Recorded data

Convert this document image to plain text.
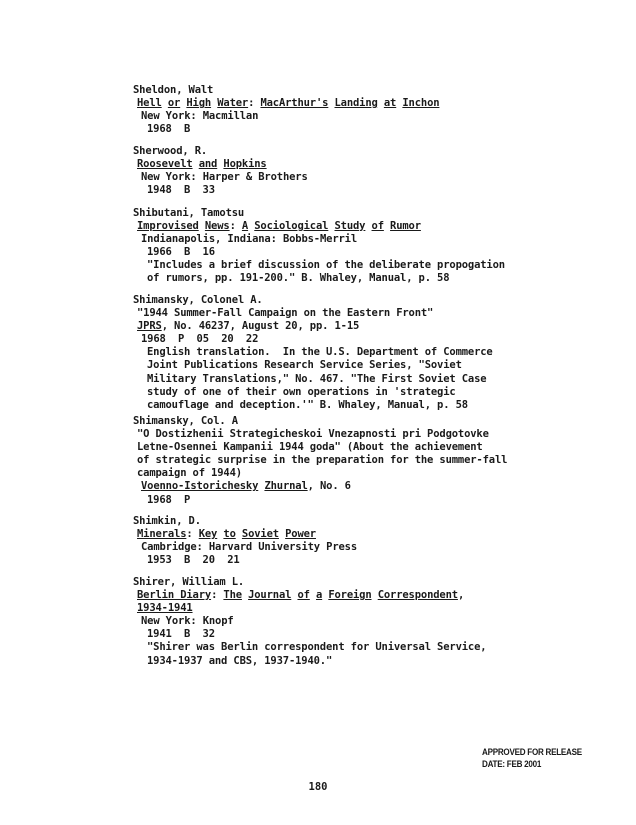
Sheldon, Walt
Hell or High Water: MacArthur's Landing at Inchon
New York: Macmillan
1968  B
Sherwood, R.
Roosevelt and Hopkins
New York: Harper & Brothers
1948  B  33
Shibutani, Tamotsu
Improvised News: A Sociological Study of Rumor
Indianapolis, Indiana: Bobbs-Merril
1966  B  16
"Includes a brief discussion of the deliberate propogation
of rumors, pp. 191-200." B. Whaley, Manual, p. 58
Shimansky, Colonel A.
"1944 Summer-Fall Campaign on the Eastern Front"
JPRS, No. 46237, August 20, pp. 1-15
1968  P  05  20  22
English translation.  In the U.S. Department of Commerce
Joint Publications Research Service Series, "Soviet
Military Translations," No. 467. "The First Soviet Case
study of one of their own operations in 'strategic
camouflage and deception.'" B. Whaley, Manual, p. 58
Shimansky, Col. A
"O Dostizhenii Strategicheskoi Vnezapnosti pri Podgotovke
Letne-Osennei Kampanii 1944 goda" (About the achievement
of strategic surprise in the preparation for the summer-fall
campaign of 1944)
Voenno-Istorichesky Zhurnal, No. 6
1968  P
Shimkin, D.
Minerals: Key to Soviet Power
Cambridge: Harvard University Press
1953  B  20  21
Shirer, William L.
Berlin Diary: The Journal of a Foreign Correspondent,
1934-1941
New York: Knopf
1941  B  32
"Shirer was Berlin correspondent for Universal Service,
1934-1937 and CBS, 1937-1940."
APPROVED FOR RELEASE
DATE: FEB 2001
180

▶ [Task description]:
Using the material above, report each line where "Berlin" occurs.

▶ [Response to this task]:
Berlin Diary: The Journal of a Foreign Correspondent,
"Shirer was Berlin correspondent for Universal Service,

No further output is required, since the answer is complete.